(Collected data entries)
-=-=-

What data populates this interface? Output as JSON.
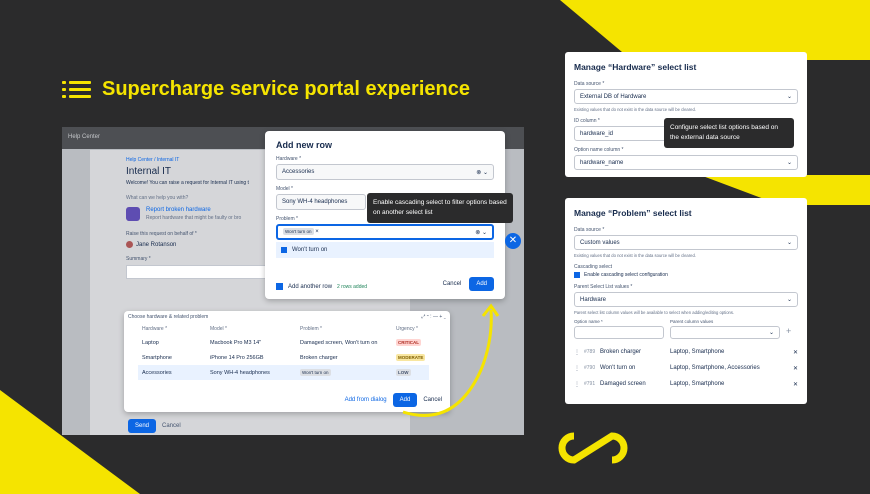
{
  "headline": "Supercharge service portal experience",
  "colors": {
    "accent": "#f5e400",
    "background": "#2b2b2c",
    "primary": "#0c66e4"
  },
  "portal": {
    "top_label": "Help Center",
    "breadcrumb": "Help Center / Internal IT",
    "title": "Internal IT",
    "welcome": "Welcome! You can raise a request for Internal IT using t",
    "help_q": "What can we help you with?",
    "option_title": "Report broken hardware",
    "option_desc": "Report hardware that might be faulty or bro",
    "raise_label": "Raise this request on behalf of *",
    "raise_value": "Jane Rotanson",
    "summary_label": "Summary *",
    "send": "Send",
    "cancel": "Cancel"
  },
  "dialog": {
    "title": "Add new row",
    "hardware_label": "Hardware *",
    "hardware_value": "Accessories",
    "model_label": "Model *",
    "model_value": "Sony WH-4 headphones",
    "problem_label": "Problem *",
    "problem_chip": "Won't turn on",
    "option": "Won't turn on",
    "add_another": "Add another row",
    "rows_added": "2 rows added",
    "cancel": "Cancel",
    "add": "Add"
  },
  "tooltip1": "Enable cascading select to filter options based on another select list",
  "tooltip2": "Configure select list options based on the external data source",
  "table": {
    "title": "Choose hardware & related problem",
    "headers": [
      "Hardware *",
      "Model *",
      "Problem *",
      "Urgency *"
    ],
    "rows": [
      [
        "Laptop",
        "Macbook Pro M3 14\"",
        "Damaged screen, Won't turn on",
        "CRITICAL"
      ],
      [
        "Smartphone",
        "iPhone 14 Pro 256GB",
        "Broken charger",
        "MODERATE"
      ]
    ],
    "edit_row": {
      "hardware": "Accessories",
      "model": "Sony WH-4 headphones",
      "problem": "Won't turn on",
      "urgency": "LOW"
    },
    "add_from_dialog": "Add from dialog",
    "add": "Add",
    "cancel": "Cancel"
  },
  "hardware_panel": {
    "title": "Manage “Hardware” select list",
    "ds_label": "Data source *",
    "ds_value": "External DB of Hardware",
    "ds_help": "Existing values that do not exist in the data source will be cleared.",
    "id_label": "ID column *",
    "id_value": "hardware_id",
    "name_label": "Option name column *",
    "name_value": "hardware_name"
  },
  "problem_panel": {
    "title": "Manage “Problem” select list",
    "ds_label": "Data source *",
    "ds_value": "Custom values",
    "ds_help": "Existing values that do not exist in the data source will be cleared.",
    "cascade_label": "Cascading select",
    "cascade_check": "Enable cascading select configuration",
    "parent_label": "Parent Select List values *",
    "parent_value": "Hardware",
    "parent_help": "Parent select list column values will be available to select when adding/editing options.",
    "opt_name": "Option name *",
    "parent_col": "Parent column values",
    "options": [
      {
        "id": "#789",
        "name": "Broken charger",
        "parents": "Laptop, Smartphone"
      },
      {
        "id": "#790",
        "name": "Won't turn on",
        "parents": "Laptop, Smartphone, Accessories"
      },
      {
        "id": "#791",
        "name": "Damaged screen",
        "parents": "Laptop, Smartphone"
      }
    ]
  }
}
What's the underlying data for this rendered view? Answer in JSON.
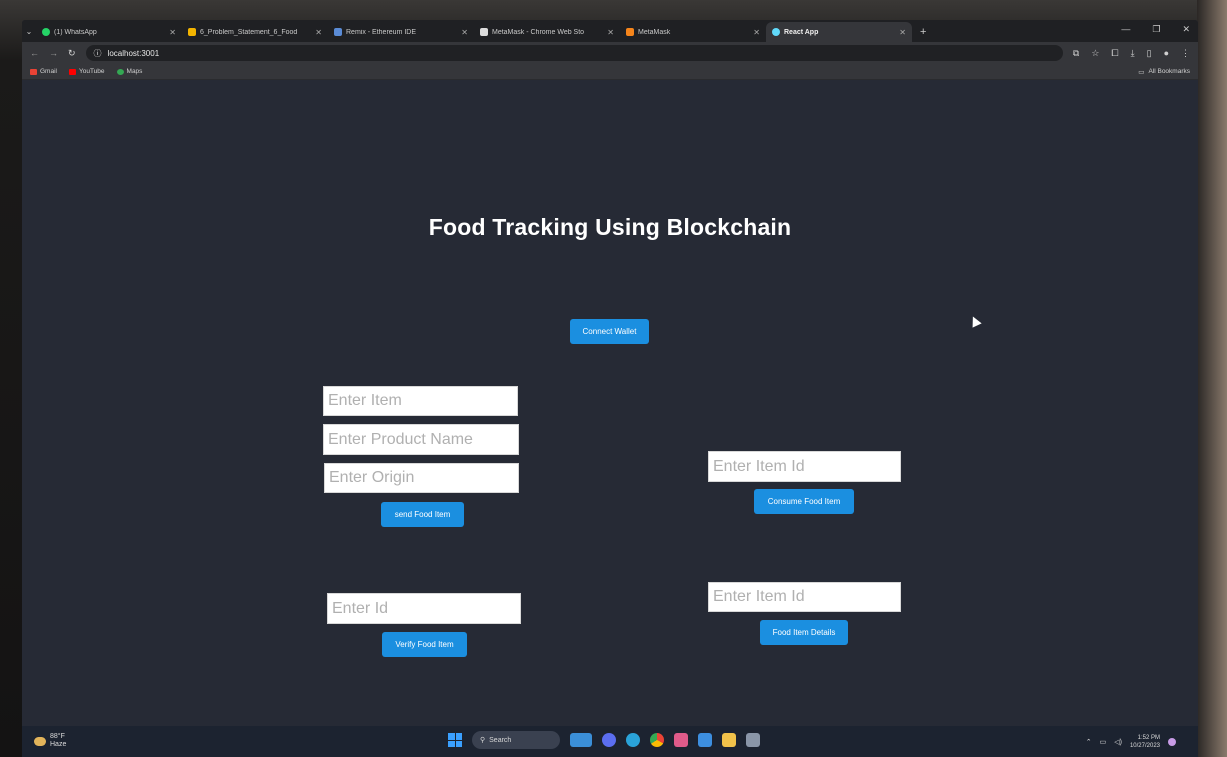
{
  "browser": {
    "tabs": [
      {
        "label": "(1) WhatsApp",
        "color": "#25d366",
        "active": false
      },
      {
        "label": "6_Problem_Statement_6_Food",
        "color": "#f3b400",
        "active": false
      },
      {
        "label": "Remix - Ethereum IDE",
        "color": "#5a8bd6",
        "active": false
      },
      {
        "label": "MetaMask - Chrome Web Sto",
        "color": "#dcdcdc",
        "active": false
      },
      {
        "label": "MetaMask",
        "color": "#f6851b",
        "active": false
      },
      {
        "label": "React App",
        "color": "#61dafb",
        "active": true
      }
    ],
    "new_tab": "+",
    "url": "localhost:3001",
    "bookmarks": [
      {
        "label": "Gmail",
        "color": "#ea4335"
      },
      {
        "label": "YouTube",
        "color": "#ff0000"
      },
      {
        "label": "Maps",
        "color": "#34a853"
      }
    ],
    "all_bookmarks": "All Bookmarks"
  },
  "page": {
    "title": "Food Tracking Using Blockchain",
    "connect_wallet": "Connect Wallet",
    "add_form": {
      "item_placeholder": "Enter Item",
      "product_placeholder": "Enter Product Name",
      "origin_placeholder": "Enter Origin",
      "send_button": "send Food Item"
    },
    "consume_form": {
      "id_placeholder": "Enter Item Id",
      "consume_button": "Consume Food Item"
    },
    "verify_form": {
      "id_placeholder": "Enter Id",
      "verify_button": "Verify Food Item"
    },
    "details_form": {
      "id_placeholder": "Enter Item Id",
      "details_button": "Food Item Details"
    }
  },
  "taskbar": {
    "weather_temp": "88°F",
    "weather_desc": "Haze",
    "search_label": "Search",
    "time": "1:52 PM",
    "date": "10/27/2023"
  },
  "colors": {
    "page_bg": "#262a35",
    "button": "#1b8fe0"
  }
}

-=-=-

• **WHAT YOU NEED TO DO**
Leave the images out and output the remaining material exactly as it stands.

• **ANSWER BELOW**
What data populates this interface? Output as JSON.
{
  "headline": "Supercharge service portal experience",
  "colors": {
    "accent": "#f5e400",
    "background": "#2b2b2c",
    "primary": "#0c66e4"
  },
  "portal": {
    "top_label": "Help Center",
    "breadcrumb": "Help Center / Internal IT",
    "title": "Internal IT",
    "welcome": "Welcome! You can raise a request for Internal IT using t",
    "help_q": "What can we help you with?",
    "option_title": "Report broken hardware",
    "option_desc": "Report hardware that might be faulty or bro",
    "raise_label": "Raise this request on behalf of *",
    "raise_value": "Jane Rotanson",
    "summary_label": "Summary *",
    "send": "Send",
    "cancel": "Cancel"
  },
  "dialog": {
    "title": "Add new row",
    "hardware_label": "Hardware *",
    "hardware_value": "Accessories",
    "model_label": "Model *",
    "model_value": "Sony WH-4 headphones",
    "problem_label": "Problem *",
    "problem_chip": "Won't turn on",
    "option": "Won't turn on",
    "add_another": "Add another row",
    "rows_added": "2 rows added",
    "cancel": "Cancel",
    "add": "Add"
  },
  "tooltip1": "Enable cascading select to filter options based on another select list",
  "tooltip2": "Configure select list options based on the external data source",
  "table": {
    "title": "Choose hardware & related problem",
    "headers": [
      "Hardware *",
      "Model *",
      "Problem *",
      "Urgency *"
    ],
    "rows": [
      [
        "Laptop",
        "Macbook Pro M3 14\"",
        "Damaged screen, Won't turn on",
        "CRITICAL"
      ],
      [
        "Smartphone",
        "iPhone 14 Pro 256GB",
        "Broken charger",
        "MODERATE"
      ]
    ],
    "edit_row": {
      "hardware": "Accessories",
      "model": "Sony WH-4 headphones",
      "problem": "Won't turn on",
      "urgency": "LOW"
    },
    "add_from_dialog": "Add from dialog",
    "add": "Add",
    "cancel": "Cancel"
  },
  "hardware_panel": {
    "title": "Manage “Hardware” select list",
    "ds_label": "Data source *",
    "ds_value": "External DB of Hardware",
    "ds_help": "Existing values that do not exist in the data source will be cleared.",
    "id_label": "ID column *",
    "id_value": "hardware_id",
    "name_label": "Option name column *",
    "name_value": "hardware_name"
  },
  "problem_panel": {
    "title": "Manage “Problem” select list",
    "ds_label": "Data source *",
    "ds_value": "Custom values",
    "ds_help": "Existing values that do not exist in the data source will be cleared.",
    "cascade_label": "Cascading select",
    "cascade_check": "Enable cascading select configuration",
    "parent_label": "Parent Select List values *",
    "parent_value": "Hardware",
    "parent_help": "Parent select list column values will be available to select when adding/editing options.",
    "opt_name": "Option name *",
    "parent_col": "Parent column values",
    "options": [
      {
        "id": "#789",
        "name": "Broken charger",
        "parents": "Laptop, Smartphone"
      },
      {
        "id": "#790",
        "name": "Won't turn on",
        "parents": "Laptop, Smartphone, Accessories"
      },
      {
        "id": "#791",
        "name": "Damaged screen",
        "parents": "Laptop, Smartphone"
      }
    ]
  }
}
What's the underlying data for this rendered view? Answer in JSON.
{
  "browser": {
    "tabs": [
      {
        "label": "(1) WhatsApp",
        "color": "#25d366",
        "active": false
      },
      {
        "label": "6_Problem_Statement_6_Food",
        "color": "#f3b400",
        "active": false
      },
      {
        "label": "Remix - Ethereum IDE",
        "color": "#5a8bd6",
        "active": false
      },
      {
        "label": "MetaMask - Chrome Web Sto",
        "color": "#dcdcdc",
        "active": false
      },
      {
        "label": "MetaMask",
        "color": "#f6851b",
        "active": false
      },
      {
        "label": "React App",
        "color": "#61dafb",
        "active": true
      }
    ],
    "new_tab": "+",
    "url": "localhost:3001",
    "bookmarks": [
      {
        "label": "Gmail",
        "color": "#ea4335"
      },
      {
        "label": "YouTube",
        "color": "#ff0000"
      },
      {
        "label": "Maps",
        "color": "#34a853"
      }
    ],
    "all_bookmarks": "All Bookmarks"
  },
  "page": {
    "title": "Food Tracking Using Blockchain",
    "connect_wallet": "Connect Wallet",
    "add_form": {
      "item_placeholder": "Enter Item",
      "product_placeholder": "Enter Product Name",
      "origin_placeholder": "Enter Origin",
      "send_button": "send Food Item"
    },
    "consume_form": {
      "id_placeholder": "Enter Item Id",
      "consume_button": "Consume Food Item"
    },
    "verify_form": {
      "id_placeholder": "Enter Id",
      "verify_button": "Verify Food Item"
    },
    "details_form": {
      "id_placeholder": "Enter Item Id",
      "details_button": "Food Item Details"
    }
  },
  "taskbar": {
    "weather_temp": "88°F",
    "weather_desc": "Haze",
    "search_label": "Search",
    "time": "1:52 PM",
    "date": "10/27/2023"
  },
  "colors": {
    "page_bg": "#262a35",
    "button": "#1b8fe0"
  }
}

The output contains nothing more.